What you have to do ▸ State how many lines in the records hold the word "JSON", giving the number and no other text.

####################

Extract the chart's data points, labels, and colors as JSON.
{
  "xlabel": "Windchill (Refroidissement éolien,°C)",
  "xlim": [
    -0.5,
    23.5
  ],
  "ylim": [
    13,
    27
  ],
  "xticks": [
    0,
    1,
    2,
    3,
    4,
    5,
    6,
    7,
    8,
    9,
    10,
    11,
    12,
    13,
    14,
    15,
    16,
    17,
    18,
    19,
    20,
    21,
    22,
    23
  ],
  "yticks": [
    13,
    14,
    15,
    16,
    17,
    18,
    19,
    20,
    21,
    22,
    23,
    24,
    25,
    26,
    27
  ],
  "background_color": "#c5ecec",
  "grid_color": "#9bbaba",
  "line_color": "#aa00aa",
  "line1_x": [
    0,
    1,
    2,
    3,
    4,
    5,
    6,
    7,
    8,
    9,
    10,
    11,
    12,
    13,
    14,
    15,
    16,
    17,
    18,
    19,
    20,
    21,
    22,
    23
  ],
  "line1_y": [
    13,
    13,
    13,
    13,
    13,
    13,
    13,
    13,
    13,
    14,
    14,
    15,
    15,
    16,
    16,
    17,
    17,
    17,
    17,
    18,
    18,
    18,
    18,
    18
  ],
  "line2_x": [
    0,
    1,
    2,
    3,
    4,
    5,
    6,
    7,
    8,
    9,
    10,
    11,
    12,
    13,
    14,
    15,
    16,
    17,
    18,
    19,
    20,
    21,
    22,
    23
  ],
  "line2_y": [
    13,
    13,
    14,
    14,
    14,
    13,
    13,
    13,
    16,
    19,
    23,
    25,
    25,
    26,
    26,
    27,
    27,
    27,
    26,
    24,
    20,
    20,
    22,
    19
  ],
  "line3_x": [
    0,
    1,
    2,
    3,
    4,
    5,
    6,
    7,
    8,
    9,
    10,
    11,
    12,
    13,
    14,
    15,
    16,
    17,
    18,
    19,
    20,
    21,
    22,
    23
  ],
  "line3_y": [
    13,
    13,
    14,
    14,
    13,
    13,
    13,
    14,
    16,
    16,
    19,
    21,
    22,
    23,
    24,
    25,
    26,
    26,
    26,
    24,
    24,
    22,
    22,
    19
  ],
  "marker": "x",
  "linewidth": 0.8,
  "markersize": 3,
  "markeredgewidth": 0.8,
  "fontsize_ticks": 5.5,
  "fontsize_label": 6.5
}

####################

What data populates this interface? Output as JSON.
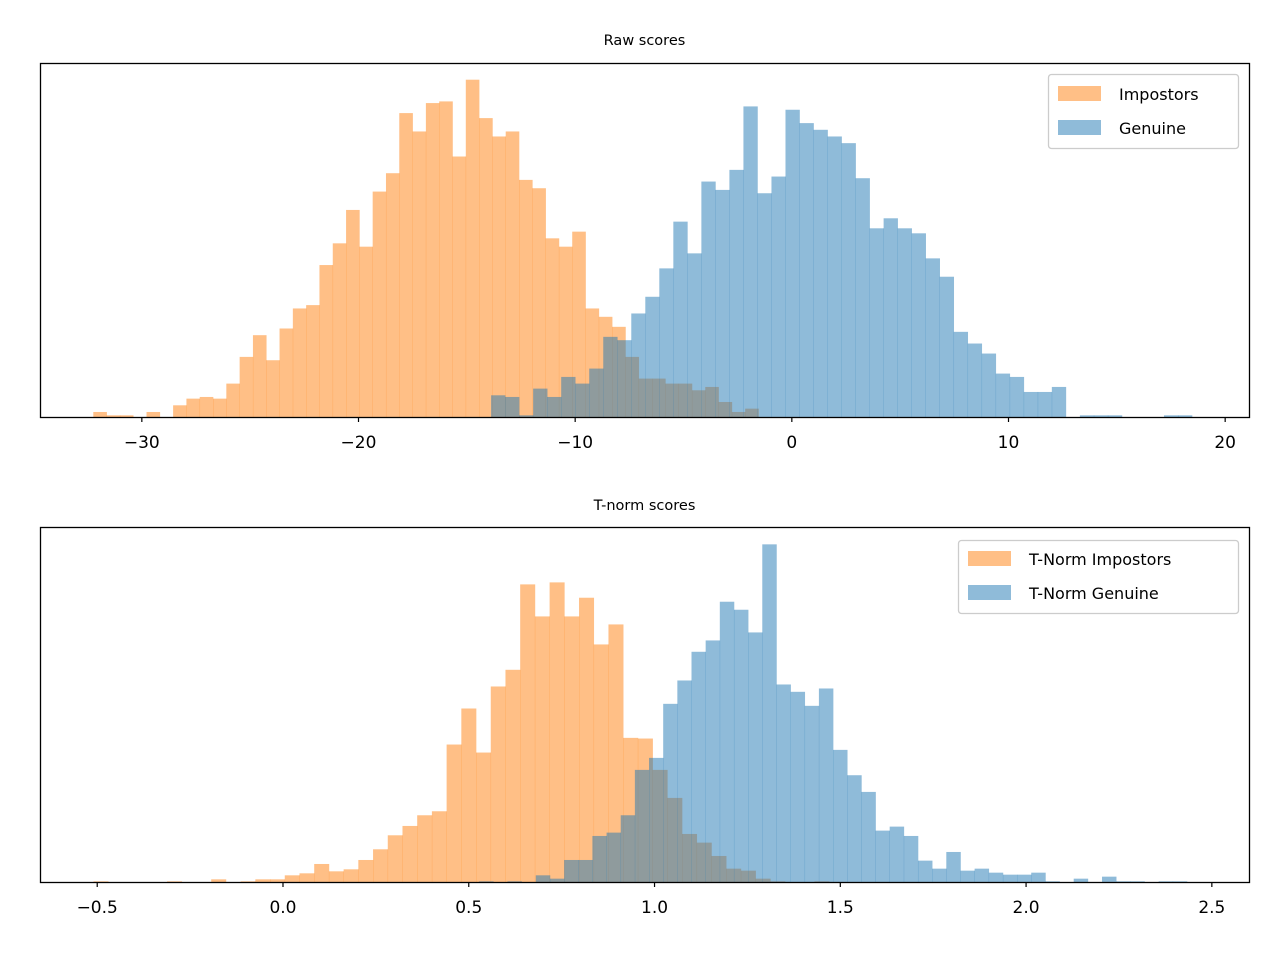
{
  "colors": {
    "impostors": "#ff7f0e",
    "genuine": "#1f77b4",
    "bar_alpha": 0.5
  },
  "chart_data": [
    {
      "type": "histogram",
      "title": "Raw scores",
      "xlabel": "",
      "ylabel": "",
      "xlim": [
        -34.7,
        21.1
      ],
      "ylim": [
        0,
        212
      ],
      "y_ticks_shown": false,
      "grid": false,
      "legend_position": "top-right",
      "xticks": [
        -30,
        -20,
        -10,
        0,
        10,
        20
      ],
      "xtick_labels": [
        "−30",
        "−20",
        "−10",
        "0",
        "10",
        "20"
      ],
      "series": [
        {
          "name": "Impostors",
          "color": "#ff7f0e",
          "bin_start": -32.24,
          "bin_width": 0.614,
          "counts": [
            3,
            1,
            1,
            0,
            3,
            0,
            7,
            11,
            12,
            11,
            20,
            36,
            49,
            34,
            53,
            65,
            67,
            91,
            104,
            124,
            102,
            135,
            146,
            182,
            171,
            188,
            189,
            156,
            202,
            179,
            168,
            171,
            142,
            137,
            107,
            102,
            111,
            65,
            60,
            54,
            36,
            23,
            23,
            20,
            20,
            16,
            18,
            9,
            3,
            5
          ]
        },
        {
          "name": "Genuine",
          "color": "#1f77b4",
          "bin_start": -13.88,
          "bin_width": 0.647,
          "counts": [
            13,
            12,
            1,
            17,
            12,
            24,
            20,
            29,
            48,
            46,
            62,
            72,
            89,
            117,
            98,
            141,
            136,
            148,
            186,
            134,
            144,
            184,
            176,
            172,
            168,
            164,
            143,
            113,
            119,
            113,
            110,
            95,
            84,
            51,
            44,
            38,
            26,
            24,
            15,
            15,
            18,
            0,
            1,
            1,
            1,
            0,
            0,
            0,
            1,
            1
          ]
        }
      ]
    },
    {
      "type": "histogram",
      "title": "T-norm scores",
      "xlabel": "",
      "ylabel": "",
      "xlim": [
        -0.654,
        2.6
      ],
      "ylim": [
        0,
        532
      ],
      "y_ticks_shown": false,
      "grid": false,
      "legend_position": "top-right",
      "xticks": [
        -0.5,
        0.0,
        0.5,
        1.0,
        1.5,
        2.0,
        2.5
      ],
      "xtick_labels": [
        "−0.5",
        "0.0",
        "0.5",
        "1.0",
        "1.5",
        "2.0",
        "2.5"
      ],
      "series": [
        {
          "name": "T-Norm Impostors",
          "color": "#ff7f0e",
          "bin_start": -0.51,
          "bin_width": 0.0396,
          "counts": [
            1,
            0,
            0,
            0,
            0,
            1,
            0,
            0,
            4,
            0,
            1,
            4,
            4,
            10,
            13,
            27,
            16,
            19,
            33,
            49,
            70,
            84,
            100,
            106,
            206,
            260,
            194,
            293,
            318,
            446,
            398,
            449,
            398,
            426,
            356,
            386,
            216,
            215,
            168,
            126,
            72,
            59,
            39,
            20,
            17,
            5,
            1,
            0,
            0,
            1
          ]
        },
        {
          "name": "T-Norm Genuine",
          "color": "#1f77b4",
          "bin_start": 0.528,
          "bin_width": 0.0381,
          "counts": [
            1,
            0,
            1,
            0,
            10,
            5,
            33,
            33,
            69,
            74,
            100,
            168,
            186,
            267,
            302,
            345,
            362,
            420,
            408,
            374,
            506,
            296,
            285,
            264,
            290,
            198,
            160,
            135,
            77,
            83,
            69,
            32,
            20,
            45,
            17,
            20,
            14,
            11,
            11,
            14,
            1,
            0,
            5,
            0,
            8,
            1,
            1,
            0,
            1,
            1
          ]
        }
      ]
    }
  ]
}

####################

Output for this task ▸ 2